WORK TO BE COMPLETED:
Retype the complete listing exactly as it appears.

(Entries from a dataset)
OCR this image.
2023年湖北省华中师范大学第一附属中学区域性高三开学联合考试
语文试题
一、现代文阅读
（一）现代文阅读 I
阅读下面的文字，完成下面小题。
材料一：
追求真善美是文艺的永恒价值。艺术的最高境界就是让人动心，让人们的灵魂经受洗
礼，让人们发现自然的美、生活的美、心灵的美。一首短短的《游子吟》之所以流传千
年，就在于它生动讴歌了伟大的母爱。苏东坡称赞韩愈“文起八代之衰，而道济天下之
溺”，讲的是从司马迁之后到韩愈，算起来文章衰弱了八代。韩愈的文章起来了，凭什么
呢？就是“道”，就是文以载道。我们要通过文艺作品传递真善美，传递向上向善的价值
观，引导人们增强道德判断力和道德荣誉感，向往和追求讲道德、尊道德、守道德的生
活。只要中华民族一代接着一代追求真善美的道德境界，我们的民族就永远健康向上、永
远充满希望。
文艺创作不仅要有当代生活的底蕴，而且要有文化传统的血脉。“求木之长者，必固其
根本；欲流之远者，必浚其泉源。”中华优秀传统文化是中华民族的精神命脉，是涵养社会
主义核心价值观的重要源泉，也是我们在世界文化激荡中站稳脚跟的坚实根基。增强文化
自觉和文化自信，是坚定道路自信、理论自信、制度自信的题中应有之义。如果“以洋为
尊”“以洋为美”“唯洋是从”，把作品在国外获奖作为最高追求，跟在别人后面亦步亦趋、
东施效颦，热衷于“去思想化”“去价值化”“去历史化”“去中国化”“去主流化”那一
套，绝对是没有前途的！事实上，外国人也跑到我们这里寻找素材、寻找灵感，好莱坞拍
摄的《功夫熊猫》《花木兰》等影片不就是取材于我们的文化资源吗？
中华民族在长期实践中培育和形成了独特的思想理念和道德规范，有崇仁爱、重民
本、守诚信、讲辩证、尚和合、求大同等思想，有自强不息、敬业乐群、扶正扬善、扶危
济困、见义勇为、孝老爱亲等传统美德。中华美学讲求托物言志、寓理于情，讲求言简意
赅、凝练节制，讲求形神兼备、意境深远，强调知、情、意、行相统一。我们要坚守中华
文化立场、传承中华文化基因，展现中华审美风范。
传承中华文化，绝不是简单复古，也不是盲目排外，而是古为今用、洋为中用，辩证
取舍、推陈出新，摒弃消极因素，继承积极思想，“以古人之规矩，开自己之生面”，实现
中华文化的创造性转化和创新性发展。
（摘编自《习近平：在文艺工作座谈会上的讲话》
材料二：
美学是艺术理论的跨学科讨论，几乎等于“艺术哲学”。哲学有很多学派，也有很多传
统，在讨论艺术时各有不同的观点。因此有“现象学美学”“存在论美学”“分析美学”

RESPONSE FOR THIS EXERCISE:
OCR this image.
2023年湖北省华中师范大学第一附属中学区域性高三开学联合考试
语文试题
一、现代文阅读
（一）现代文阅读 I
阅读下面的文字，完成下面小题。
材料一：
追求真善美是文艺的永恒价值。艺术的最高境界就是让人动心，让人们的灵魂经受洗
礼，让人们发现自然的美、生活的美、心灵的美。一首短短的《游子吟》之所以流传千
年，就在于它生动讴歌了伟大的母爱。苏东坡称赞韩愈“文起八代之衰，而道济天下之
溺”，讲的是从司马迁之后到韩愈，算起来文章衰弱了八代。韩愈的文章起来了，凭什么
呢？就是“道”，就是文以载道。我们要通过文艺作品传递真善美，传递向上向善的价值
观，引导人们增强道德判断力和道德荣誉感，向往和追求讲道德、尊道德、守道德的生
活。只要中华民族一代接着一代追求真善美的道德境界，我们的民族就永远健康向上、永
远充满希望。
文艺创作不仅要有当代生活的底蕴，而且要有文化传统的血脉。“求木之长者，必固其
根本；欲流之远者，必浚其泉源。”中华优秀传统文化是中华民族的精神命脉，是涵养社会
主义核心价值观的重要源泉，也是我们在世界文化激荡中站稳脚跟的坚实根基。增强文化
自觉和文化自信，是坚定道路自信、理论自信、制度自信的题中应有之义。如果“以洋为
尊”“以洋为美”“唯洋是从”，把作品在国外获奖作为最高追求，跟在别人后面亦步亦趋、
东施效颦，热衷于“去思想化”“去价值化”“去历史化”“去中国化”“去主流化”那一
套，绝对是没有前途的！事实上，外国人也跑到我们这里寻找素材、寻找灵感，好莱坞拍
摄的《功夫熊猫》《花木兰》等影片不就是取材于我们的文化资源吗？
中华民族在长期实践中培育和形成了独特的思想理念和道德规范，有崇仁爱、重民
本、守诚信、讲辩证、尚和合、求大同等思想，有自强不息、敬业乐群、扶正扬善、扶危
济困、见义勇为、孝老爱亲等传统美德。中华美学讲求托物言志、寓理于情，讲求言简意
赅、凝练节制，讲求形神兼备、意境深远，强调知、情、意、行相统一。我们要坚守中华
文化立场、传承中华文化基因，展现中华审美风范。
传承中华文化，绝不是简单复古，也不是盲目排外，而是古为今用、洋为中用，辩证
取舍、推陈出新，摒弃消极因素，继承积极思想，“以古人之规矩，开自己之生面”，实现
中华文化的创造性转化和创新性发展。
（摘编自《习近平：在文艺工作座谈会上的讲话》
材料二：
美学是艺术理论的跨学科讨论，几乎等于“艺术哲学”。哲学有很多学派，也有很多传
统，在讨论艺术时各有不同的观点。因此有“现象学美学”“存在论美学”“分析美学”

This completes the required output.